> TASK INSTRUCTIONS: From the listing below, pull out all lines with "Indefinidos" in them.

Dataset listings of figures
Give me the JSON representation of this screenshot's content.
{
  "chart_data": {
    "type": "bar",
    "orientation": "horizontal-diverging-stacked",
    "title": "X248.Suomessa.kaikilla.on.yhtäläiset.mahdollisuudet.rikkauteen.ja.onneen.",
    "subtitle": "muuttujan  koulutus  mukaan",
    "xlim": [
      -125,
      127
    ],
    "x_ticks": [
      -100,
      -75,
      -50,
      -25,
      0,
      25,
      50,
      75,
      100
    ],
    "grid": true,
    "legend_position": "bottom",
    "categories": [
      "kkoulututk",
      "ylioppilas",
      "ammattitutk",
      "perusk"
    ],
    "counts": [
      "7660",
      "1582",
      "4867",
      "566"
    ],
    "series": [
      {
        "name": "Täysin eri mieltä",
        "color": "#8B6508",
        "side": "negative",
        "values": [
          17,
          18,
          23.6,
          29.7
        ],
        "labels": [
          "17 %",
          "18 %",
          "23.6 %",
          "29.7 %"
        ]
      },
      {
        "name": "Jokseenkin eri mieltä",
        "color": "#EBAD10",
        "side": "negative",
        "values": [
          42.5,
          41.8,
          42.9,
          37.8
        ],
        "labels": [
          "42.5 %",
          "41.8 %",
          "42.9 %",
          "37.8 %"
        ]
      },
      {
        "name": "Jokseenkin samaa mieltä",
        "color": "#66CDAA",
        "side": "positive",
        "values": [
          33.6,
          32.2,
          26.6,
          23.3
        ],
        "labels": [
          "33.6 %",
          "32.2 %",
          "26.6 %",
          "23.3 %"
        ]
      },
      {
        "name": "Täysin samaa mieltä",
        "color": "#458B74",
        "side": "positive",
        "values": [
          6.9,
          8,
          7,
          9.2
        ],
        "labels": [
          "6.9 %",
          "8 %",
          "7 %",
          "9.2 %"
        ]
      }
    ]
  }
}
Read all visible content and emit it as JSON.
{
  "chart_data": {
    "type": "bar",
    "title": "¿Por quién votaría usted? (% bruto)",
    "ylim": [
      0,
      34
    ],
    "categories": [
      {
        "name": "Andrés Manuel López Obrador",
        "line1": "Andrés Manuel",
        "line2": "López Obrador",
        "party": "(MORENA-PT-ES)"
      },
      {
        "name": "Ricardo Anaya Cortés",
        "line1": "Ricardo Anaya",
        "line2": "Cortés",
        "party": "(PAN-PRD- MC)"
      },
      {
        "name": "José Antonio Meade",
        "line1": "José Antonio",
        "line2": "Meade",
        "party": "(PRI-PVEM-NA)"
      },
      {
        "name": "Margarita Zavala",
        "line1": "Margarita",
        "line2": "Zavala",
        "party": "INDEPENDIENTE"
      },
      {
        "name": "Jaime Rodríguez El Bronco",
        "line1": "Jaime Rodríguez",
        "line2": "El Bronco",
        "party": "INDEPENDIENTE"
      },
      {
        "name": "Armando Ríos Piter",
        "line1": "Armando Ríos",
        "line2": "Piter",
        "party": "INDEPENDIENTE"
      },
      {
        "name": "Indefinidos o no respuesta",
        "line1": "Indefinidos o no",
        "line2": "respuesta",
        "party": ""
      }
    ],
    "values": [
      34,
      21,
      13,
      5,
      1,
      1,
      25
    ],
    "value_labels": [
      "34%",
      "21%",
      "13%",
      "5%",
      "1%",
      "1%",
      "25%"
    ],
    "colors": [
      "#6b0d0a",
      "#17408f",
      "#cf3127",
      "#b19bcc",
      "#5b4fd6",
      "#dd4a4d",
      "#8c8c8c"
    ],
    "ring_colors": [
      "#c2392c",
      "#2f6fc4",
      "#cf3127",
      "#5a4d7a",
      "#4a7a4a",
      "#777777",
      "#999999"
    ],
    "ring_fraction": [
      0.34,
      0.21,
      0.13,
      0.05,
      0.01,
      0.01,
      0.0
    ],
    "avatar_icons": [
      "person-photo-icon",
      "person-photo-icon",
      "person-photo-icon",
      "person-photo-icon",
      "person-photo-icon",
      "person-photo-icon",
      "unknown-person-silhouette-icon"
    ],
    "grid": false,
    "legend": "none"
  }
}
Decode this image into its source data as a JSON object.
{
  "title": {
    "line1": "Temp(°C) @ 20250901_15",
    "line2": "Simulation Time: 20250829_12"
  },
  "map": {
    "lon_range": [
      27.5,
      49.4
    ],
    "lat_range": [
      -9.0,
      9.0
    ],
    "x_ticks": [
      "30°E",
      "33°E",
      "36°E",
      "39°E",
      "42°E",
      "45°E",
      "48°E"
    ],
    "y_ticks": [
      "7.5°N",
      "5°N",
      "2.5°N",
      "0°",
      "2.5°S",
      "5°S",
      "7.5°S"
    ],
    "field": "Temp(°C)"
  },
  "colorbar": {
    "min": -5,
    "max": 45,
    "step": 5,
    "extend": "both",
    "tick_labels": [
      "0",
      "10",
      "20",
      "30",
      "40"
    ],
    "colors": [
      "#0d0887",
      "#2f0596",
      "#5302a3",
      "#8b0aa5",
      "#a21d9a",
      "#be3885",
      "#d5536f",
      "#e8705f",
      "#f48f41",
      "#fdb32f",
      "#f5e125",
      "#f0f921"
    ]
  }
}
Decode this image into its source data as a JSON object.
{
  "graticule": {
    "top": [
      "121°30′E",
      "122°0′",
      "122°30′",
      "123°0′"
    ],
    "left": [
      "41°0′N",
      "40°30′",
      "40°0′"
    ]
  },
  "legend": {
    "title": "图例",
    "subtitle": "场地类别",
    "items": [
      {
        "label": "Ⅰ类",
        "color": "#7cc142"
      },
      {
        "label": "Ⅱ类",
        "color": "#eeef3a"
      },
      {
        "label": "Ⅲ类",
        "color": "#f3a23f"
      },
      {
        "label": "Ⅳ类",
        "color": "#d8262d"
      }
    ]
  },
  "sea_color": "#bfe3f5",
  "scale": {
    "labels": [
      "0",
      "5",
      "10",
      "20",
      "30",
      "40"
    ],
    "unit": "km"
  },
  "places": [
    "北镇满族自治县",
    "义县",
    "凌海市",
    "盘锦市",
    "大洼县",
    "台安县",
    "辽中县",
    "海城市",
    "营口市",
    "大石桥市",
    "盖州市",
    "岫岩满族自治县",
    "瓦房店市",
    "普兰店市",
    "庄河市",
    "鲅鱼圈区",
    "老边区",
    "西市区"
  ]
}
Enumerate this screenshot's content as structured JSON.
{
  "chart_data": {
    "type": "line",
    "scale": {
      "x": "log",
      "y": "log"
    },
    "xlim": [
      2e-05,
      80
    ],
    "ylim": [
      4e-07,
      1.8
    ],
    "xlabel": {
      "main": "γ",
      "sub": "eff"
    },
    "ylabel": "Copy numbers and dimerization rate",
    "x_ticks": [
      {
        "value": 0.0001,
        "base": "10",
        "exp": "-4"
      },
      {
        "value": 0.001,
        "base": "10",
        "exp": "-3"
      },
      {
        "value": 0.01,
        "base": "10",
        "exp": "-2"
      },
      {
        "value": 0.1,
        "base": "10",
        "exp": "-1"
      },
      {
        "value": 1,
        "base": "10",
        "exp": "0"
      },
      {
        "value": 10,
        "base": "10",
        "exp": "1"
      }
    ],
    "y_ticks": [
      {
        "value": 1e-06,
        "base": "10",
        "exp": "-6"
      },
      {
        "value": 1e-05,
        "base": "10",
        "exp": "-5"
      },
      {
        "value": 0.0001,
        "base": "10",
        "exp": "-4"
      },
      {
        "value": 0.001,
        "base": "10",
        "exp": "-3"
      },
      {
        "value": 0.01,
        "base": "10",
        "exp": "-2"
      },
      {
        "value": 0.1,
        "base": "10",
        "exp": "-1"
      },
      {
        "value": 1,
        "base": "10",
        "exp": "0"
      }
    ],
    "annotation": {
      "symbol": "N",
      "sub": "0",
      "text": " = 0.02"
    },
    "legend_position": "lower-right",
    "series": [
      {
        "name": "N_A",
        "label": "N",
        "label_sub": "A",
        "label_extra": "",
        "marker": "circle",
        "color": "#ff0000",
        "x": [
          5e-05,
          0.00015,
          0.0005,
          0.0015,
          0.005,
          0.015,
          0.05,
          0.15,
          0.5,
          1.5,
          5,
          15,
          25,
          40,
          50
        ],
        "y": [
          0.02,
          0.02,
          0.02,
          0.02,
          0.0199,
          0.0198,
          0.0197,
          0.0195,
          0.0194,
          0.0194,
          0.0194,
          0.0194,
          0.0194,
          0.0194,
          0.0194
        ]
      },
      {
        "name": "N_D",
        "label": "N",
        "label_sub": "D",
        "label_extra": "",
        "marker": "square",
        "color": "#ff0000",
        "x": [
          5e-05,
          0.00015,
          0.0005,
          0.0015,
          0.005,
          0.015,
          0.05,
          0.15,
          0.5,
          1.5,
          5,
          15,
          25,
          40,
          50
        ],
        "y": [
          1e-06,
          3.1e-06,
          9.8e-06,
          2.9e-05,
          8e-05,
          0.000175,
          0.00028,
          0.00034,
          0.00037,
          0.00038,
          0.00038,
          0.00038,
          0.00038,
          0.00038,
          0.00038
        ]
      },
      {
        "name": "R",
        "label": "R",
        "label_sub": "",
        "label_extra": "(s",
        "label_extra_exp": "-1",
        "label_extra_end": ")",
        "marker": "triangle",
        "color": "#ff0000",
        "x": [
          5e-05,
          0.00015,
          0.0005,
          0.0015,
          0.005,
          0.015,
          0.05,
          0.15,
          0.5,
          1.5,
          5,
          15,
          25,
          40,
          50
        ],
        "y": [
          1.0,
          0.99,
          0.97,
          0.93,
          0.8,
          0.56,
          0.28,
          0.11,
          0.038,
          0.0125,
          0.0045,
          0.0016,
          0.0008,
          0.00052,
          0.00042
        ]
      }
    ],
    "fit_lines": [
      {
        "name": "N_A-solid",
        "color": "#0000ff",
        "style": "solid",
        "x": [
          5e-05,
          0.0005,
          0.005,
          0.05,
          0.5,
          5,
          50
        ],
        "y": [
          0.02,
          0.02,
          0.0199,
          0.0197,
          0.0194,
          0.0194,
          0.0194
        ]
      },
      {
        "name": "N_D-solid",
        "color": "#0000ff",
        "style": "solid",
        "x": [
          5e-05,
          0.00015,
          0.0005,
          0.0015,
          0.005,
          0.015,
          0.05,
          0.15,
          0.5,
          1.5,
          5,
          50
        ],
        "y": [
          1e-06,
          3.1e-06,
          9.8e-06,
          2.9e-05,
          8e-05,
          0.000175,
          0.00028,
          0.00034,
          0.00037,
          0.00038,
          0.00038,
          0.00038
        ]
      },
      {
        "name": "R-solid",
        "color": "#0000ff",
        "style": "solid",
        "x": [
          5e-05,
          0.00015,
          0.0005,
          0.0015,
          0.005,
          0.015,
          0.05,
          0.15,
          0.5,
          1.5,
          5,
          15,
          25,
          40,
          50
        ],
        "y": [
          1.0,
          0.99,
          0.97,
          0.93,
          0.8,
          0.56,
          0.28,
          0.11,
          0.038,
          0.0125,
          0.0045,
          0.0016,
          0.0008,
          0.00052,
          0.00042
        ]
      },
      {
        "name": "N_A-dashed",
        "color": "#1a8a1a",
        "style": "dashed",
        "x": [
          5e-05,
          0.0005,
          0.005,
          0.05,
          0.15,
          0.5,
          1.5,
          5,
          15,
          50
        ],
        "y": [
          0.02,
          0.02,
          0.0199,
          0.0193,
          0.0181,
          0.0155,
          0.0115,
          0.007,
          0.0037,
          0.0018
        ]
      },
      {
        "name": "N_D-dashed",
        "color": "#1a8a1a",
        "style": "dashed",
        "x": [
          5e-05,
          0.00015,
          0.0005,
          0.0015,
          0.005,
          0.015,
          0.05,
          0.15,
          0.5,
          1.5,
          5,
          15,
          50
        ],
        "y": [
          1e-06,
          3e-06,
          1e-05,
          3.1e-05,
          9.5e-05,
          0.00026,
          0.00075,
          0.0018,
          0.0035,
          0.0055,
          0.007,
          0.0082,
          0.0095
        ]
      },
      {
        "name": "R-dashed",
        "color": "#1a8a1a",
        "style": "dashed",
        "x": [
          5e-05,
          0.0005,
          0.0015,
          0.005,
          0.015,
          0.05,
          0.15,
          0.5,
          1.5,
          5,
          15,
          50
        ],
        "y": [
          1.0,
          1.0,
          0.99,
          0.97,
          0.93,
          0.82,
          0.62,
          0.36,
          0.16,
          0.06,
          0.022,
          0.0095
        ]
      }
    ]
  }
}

> EXPECTED ANSWER:
        "name": "Indefinidos o no respuesta",
        "line1": "Indefinidos o no",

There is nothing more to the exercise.